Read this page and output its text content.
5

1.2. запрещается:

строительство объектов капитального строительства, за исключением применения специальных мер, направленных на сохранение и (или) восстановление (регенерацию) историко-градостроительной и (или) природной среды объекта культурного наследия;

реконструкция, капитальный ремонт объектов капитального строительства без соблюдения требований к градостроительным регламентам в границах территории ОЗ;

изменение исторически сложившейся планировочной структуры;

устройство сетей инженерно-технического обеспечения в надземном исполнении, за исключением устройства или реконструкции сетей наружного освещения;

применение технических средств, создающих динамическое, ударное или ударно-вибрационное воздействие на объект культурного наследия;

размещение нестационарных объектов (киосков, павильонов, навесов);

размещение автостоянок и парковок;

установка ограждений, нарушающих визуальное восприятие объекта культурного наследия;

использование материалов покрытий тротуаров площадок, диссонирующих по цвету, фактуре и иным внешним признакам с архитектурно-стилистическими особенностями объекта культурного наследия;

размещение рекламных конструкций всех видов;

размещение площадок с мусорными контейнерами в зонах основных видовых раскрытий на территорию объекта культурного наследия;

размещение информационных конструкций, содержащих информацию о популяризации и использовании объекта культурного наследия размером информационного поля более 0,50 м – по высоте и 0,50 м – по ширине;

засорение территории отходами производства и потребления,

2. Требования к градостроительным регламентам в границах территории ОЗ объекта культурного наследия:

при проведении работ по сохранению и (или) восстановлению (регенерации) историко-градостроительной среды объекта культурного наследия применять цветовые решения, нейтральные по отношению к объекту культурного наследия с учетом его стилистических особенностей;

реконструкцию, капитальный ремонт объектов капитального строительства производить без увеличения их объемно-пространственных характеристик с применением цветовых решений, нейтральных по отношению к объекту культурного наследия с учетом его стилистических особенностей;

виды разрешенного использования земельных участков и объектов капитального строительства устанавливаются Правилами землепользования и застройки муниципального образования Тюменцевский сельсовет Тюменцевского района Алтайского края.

= = = = =

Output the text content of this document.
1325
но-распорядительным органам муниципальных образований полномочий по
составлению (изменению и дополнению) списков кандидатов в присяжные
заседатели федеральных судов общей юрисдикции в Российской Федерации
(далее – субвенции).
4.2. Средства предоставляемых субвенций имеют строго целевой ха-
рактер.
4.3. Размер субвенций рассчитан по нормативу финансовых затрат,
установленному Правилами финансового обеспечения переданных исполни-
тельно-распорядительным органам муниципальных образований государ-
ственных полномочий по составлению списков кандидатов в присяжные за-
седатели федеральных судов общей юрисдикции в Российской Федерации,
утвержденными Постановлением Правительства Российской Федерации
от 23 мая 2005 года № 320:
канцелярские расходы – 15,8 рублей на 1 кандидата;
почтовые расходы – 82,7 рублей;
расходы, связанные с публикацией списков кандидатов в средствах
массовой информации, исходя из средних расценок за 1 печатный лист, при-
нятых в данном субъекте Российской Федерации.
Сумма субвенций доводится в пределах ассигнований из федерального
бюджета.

= = = = =

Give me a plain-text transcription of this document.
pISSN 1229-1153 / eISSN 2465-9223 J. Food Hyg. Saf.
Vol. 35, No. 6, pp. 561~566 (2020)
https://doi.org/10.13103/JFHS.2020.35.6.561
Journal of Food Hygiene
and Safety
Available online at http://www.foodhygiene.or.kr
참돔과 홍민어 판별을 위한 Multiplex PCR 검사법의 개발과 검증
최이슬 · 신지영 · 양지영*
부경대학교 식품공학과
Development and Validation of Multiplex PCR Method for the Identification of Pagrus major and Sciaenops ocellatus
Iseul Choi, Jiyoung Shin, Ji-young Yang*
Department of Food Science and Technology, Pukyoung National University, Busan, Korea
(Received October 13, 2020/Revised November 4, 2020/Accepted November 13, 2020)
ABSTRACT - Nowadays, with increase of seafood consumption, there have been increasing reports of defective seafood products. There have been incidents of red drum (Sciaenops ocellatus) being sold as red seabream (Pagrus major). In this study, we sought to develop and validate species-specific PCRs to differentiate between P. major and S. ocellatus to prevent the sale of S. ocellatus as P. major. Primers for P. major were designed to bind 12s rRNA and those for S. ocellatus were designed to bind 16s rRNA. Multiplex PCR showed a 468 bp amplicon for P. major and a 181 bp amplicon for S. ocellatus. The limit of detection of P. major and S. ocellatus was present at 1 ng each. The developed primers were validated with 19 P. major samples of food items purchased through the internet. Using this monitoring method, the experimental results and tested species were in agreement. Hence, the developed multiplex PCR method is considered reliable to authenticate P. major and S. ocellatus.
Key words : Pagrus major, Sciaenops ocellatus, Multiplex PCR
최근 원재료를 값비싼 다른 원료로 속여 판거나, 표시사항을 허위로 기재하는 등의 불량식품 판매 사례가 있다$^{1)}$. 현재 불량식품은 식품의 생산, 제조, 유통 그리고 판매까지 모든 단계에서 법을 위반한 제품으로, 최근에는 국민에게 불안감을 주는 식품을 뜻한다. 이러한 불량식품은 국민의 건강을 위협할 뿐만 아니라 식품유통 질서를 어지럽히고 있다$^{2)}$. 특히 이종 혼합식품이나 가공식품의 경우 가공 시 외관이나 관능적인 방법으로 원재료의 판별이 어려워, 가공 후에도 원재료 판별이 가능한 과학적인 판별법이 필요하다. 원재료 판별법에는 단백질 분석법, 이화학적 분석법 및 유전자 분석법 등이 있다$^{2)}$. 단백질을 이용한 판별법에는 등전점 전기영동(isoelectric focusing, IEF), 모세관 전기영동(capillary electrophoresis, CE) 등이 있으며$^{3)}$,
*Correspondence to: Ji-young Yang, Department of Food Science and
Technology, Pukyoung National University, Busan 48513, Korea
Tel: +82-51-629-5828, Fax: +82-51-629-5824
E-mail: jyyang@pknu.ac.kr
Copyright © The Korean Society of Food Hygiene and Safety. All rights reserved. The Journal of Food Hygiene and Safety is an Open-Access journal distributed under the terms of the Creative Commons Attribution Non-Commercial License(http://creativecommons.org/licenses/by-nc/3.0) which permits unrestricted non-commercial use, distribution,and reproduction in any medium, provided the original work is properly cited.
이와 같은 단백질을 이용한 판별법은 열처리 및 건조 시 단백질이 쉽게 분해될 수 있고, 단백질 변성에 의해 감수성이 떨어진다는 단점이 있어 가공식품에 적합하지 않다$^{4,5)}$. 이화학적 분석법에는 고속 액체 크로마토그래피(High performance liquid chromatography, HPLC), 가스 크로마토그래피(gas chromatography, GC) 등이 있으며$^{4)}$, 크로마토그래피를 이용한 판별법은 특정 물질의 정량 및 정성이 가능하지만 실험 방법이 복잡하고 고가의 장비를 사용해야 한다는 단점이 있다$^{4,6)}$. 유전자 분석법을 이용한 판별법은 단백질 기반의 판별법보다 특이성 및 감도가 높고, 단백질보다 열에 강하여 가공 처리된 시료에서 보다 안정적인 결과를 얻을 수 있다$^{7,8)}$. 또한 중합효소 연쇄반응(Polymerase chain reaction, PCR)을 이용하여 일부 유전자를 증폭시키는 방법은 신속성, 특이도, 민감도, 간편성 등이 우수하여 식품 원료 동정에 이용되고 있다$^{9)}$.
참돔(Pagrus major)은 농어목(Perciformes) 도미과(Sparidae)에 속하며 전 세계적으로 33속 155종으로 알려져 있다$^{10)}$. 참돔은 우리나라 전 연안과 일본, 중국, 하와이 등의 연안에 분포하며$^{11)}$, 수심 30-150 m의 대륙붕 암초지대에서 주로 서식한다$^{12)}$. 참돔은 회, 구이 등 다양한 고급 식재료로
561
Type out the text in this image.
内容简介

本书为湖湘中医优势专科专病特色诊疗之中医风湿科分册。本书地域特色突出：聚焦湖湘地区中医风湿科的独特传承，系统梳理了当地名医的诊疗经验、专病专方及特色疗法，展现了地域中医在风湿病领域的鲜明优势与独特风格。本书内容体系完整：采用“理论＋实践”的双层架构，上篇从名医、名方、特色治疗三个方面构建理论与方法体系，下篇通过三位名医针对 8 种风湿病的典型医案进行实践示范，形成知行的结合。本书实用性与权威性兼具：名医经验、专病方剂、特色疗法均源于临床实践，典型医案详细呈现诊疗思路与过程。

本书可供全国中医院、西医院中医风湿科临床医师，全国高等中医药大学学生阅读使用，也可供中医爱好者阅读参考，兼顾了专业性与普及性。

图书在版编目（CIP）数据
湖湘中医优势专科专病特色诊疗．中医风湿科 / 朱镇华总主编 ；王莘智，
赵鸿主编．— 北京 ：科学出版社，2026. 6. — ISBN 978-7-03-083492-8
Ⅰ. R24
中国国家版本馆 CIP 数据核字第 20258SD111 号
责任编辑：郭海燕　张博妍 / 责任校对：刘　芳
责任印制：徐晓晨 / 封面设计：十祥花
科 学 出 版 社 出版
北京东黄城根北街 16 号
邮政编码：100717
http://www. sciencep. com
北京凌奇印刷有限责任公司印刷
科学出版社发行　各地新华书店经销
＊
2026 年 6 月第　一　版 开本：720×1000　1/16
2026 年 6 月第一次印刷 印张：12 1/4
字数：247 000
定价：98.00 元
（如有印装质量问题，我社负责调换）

= = = = =

§ Stated goal
Search the records above for the string "особенностей". Copy every line that contains it.

§ Response to this task
при проведении работ по сохранению и (или) восстановлению (регенерации) историко-градостроительной среды объекта культурного наследия применять цветовые решения, нейтральные по отношению к объекту культурного наследия с учетом его стилистических особенностей;
реконструкцию, капитальный ремонт объектов капитального строительства производить без увеличения их объемно-пространственных характеристик с применением цветовых решений, нейтральных по отношению к объекту культурного наследия с учетом его стилистических особенностей;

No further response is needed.